**Exercise aim**
Copy the entries word for word from the very first line through the line containing "colorbar-swatch <box>560 608 588 627</box>", including that line.

**The records**

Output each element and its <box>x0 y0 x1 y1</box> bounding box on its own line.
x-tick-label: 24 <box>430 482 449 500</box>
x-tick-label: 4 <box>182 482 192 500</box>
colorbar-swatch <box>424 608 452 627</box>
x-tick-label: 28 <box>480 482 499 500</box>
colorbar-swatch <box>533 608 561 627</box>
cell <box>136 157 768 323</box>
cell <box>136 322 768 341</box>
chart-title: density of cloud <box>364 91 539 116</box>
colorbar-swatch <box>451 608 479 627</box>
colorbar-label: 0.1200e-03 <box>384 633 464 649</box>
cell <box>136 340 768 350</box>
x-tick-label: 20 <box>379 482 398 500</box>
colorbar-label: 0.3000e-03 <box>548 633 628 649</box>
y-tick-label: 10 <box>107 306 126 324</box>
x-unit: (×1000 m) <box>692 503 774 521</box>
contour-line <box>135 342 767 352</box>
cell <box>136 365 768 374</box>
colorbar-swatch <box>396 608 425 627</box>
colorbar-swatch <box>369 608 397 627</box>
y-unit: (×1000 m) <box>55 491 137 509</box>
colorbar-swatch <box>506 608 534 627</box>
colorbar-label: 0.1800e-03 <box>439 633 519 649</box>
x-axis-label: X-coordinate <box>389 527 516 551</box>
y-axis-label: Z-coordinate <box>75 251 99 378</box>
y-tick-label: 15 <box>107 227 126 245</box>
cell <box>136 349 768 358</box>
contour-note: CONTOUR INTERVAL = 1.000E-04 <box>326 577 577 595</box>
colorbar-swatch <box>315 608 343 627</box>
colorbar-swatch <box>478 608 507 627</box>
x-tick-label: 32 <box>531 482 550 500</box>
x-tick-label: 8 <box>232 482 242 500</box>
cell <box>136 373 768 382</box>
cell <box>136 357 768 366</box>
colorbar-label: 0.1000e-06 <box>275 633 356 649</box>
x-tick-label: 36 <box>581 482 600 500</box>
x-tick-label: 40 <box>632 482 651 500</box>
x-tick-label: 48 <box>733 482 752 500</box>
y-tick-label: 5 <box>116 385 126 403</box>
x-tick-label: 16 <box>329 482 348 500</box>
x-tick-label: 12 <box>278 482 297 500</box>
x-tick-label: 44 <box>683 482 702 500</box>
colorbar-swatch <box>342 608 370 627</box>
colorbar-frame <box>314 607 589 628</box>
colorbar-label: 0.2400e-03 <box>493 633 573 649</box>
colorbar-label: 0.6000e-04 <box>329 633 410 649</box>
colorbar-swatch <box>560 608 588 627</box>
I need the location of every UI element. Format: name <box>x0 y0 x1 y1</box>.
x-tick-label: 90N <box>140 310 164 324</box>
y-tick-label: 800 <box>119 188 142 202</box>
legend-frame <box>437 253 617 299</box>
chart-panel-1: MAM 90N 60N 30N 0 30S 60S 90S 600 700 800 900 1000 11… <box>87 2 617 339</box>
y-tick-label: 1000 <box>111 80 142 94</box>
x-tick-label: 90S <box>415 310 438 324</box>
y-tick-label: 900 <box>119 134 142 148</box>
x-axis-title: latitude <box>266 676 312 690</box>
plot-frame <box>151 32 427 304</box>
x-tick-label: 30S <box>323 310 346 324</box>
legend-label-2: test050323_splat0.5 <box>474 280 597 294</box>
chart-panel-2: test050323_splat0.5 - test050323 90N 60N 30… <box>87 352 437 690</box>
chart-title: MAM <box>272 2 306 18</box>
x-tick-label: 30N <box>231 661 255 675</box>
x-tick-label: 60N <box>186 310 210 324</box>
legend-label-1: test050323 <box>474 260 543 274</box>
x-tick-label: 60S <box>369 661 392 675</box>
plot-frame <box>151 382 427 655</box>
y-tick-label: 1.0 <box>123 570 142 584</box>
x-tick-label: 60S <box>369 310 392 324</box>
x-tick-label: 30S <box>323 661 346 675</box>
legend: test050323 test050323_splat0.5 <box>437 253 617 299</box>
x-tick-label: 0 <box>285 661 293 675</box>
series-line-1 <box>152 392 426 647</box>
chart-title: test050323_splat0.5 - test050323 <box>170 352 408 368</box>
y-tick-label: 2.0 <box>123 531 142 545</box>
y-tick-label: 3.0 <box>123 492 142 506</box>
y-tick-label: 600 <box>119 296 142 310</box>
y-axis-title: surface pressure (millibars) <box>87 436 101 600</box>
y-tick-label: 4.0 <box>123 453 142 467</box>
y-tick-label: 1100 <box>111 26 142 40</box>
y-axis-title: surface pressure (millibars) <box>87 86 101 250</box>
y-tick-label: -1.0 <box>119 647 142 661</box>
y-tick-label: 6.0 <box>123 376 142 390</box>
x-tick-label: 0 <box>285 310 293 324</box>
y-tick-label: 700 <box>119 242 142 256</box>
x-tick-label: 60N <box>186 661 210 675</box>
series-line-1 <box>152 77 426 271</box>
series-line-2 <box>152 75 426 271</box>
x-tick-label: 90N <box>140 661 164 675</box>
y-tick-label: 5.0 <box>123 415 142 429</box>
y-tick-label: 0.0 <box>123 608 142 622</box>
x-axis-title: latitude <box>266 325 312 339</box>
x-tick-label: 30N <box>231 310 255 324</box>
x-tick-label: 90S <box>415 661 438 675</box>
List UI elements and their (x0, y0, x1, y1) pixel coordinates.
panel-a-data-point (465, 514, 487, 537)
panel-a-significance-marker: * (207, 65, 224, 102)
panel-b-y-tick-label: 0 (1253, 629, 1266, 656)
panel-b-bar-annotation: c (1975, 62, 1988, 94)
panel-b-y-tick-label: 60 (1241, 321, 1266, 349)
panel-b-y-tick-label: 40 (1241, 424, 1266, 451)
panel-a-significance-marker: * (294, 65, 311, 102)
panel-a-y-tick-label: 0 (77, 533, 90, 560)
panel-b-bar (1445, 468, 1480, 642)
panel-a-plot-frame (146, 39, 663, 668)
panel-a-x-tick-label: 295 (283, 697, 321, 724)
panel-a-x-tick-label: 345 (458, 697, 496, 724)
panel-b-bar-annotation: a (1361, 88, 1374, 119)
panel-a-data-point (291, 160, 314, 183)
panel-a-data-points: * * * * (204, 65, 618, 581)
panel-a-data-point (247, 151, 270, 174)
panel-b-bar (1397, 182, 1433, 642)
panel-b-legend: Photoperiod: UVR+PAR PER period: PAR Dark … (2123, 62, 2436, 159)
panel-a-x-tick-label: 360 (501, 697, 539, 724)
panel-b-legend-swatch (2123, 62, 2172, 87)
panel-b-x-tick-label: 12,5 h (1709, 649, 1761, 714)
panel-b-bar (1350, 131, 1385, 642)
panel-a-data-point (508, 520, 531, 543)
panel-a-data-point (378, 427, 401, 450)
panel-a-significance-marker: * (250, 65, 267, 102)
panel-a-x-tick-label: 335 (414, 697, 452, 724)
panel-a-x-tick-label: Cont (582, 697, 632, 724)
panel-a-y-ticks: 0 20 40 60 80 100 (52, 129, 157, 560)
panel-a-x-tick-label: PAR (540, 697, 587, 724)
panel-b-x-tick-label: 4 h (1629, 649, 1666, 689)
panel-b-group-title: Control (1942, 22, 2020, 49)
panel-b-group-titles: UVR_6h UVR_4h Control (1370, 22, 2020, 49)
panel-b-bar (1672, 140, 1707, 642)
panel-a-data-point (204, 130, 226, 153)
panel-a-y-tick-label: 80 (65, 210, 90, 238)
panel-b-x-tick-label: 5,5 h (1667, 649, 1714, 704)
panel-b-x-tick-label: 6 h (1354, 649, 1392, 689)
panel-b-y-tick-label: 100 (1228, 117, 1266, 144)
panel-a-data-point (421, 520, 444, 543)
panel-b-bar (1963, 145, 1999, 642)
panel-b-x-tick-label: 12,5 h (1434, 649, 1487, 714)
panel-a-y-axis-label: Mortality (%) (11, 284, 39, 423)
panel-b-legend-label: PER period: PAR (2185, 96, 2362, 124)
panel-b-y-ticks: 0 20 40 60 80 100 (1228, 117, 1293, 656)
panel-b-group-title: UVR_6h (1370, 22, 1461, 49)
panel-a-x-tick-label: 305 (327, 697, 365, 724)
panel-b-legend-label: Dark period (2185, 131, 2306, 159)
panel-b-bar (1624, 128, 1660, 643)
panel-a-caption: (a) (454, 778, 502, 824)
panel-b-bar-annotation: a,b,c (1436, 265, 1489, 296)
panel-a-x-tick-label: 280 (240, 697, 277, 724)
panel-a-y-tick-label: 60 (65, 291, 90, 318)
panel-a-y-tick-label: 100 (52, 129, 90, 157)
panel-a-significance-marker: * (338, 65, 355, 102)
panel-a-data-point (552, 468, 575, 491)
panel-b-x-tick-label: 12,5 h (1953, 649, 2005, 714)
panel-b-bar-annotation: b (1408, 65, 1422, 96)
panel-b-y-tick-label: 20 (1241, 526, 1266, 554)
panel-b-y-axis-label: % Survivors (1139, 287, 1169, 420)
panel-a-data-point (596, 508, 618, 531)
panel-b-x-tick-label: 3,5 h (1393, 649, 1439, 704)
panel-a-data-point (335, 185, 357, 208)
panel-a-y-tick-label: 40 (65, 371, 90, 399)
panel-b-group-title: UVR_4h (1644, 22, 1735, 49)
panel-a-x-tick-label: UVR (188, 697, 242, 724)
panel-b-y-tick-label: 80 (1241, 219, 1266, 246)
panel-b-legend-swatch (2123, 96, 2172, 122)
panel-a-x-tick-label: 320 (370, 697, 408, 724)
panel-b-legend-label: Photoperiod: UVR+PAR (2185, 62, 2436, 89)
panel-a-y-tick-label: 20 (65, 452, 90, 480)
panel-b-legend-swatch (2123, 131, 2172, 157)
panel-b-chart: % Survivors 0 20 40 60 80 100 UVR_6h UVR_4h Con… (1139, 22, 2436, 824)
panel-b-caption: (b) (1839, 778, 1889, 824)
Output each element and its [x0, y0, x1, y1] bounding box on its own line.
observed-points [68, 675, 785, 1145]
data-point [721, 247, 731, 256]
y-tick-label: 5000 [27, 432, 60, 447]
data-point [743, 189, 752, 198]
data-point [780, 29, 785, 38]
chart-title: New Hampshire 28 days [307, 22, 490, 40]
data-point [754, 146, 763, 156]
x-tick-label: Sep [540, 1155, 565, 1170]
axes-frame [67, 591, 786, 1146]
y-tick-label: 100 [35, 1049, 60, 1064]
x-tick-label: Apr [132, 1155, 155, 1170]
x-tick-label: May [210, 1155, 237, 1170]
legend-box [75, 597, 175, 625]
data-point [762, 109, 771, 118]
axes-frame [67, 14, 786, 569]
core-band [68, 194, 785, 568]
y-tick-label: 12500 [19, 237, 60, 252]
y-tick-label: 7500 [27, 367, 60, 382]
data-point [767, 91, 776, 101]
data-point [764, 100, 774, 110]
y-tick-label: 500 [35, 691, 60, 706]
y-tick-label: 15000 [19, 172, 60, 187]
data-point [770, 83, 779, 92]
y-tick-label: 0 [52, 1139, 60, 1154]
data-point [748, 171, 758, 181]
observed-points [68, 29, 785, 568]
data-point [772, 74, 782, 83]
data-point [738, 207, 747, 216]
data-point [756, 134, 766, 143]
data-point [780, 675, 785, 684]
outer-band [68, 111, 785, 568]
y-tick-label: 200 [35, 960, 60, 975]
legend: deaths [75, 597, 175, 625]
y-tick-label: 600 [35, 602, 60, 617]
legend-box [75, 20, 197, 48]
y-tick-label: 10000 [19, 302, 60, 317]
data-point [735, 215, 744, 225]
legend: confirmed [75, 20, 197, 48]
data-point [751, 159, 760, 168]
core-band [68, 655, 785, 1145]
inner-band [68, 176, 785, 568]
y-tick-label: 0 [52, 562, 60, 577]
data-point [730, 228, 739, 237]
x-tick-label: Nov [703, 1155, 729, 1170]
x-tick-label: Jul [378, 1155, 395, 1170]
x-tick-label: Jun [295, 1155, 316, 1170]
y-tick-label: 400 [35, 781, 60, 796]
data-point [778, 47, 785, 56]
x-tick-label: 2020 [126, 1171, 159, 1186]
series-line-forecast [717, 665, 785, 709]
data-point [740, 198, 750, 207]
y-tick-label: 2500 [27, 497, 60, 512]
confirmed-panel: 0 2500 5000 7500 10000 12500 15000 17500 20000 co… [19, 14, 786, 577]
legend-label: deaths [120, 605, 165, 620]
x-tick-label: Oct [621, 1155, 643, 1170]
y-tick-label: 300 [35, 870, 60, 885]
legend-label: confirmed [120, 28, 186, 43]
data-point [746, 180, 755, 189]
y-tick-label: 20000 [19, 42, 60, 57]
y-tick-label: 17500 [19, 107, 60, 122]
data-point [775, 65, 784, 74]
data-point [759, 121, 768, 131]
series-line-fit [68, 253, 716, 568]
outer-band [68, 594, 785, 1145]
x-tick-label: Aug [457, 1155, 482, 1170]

**Complete answer**
Output each element and its <box>x0 y0 x1 y1</box> bounding box on its own line.
x-tick-label: 24 <box>430 482 449 500</box>
x-tick-label: 4 <box>182 482 192 500</box>
colorbar-swatch <box>424 608 452 627</box>
x-tick-label: 28 <box>480 482 499 500</box>
colorbar-swatch <box>533 608 561 627</box>
cell <box>136 157 768 323</box>
cell <box>136 322 768 341</box>
chart-title: density of cloud <box>364 91 539 116</box>
colorbar-swatch <box>451 608 479 627</box>
colorbar-label: 0.1200e-03 <box>384 633 464 649</box>
cell <box>136 340 768 350</box>
x-tick-label: 20 <box>379 482 398 500</box>
colorbar-label: 0.3000e-03 <box>548 633 628 649</box>
y-tick-label: 10 <box>107 306 126 324</box>
x-unit: (×1000 m) <box>692 503 774 521</box>
contour-line <box>135 342 767 352</box>
cell <box>136 365 768 374</box>
colorbar-swatch <box>396 608 425 627</box>
colorbar-swatch <box>369 608 397 627</box>
y-unit: (×1000 m) <box>55 491 137 509</box>
colorbar-swatch <box>506 608 534 627</box>
colorbar-label: 0.1800e-03 <box>439 633 519 649</box>
x-axis-label: X-coordinate <box>389 527 516 551</box>
y-axis-label: Z-coordinate <box>75 251 99 378</box>
y-tick-label: 15 <box>107 227 126 245</box>
cell <box>136 349 768 358</box>
contour-note: CONTOUR INTERVAL = 1.000E-04 <box>326 577 577 595</box>
colorbar-swatch <box>315 608 343 627</box>
colorbar-swatch <box>478 608 507 627</box>
x-tick-label: 32 <box>531 482 550 500</box>
x-tick-label: 8 <box>232 482 242 500</box>
cell <box>136 373 768 382</box>
cell <box>136 357 768 366</box>
colorbar-label: 0.1000e-06 <box>275 633 356 649</box>
x-tick-label: 36 <box>581 482 600 500</box>
x-tick-label: 40 <box>632 482 651 500</box>
x-tick-label: 48 <box>733 482 752 500</box>
y-tick-label: 5 <box>116 385 126 403</box>
x-tick-label: 16 <box>329 482 348 500</box>
x-tick-label: 12 <box>278 482 297 500</box>
x-tick-label: 44 <box>683 482 702 500</box>
colorbar-swatch <box>342 608 370 627</box>
colorbar-frame <box>314 607 589 628</box>
colorbar-label: 0.2400e-03 <box>493 633 573 649</box>
colorbar-label: 0.6000e-04 <box>329 633 410 649</box>
colorbar-swatch <box>560 608 588 627</box>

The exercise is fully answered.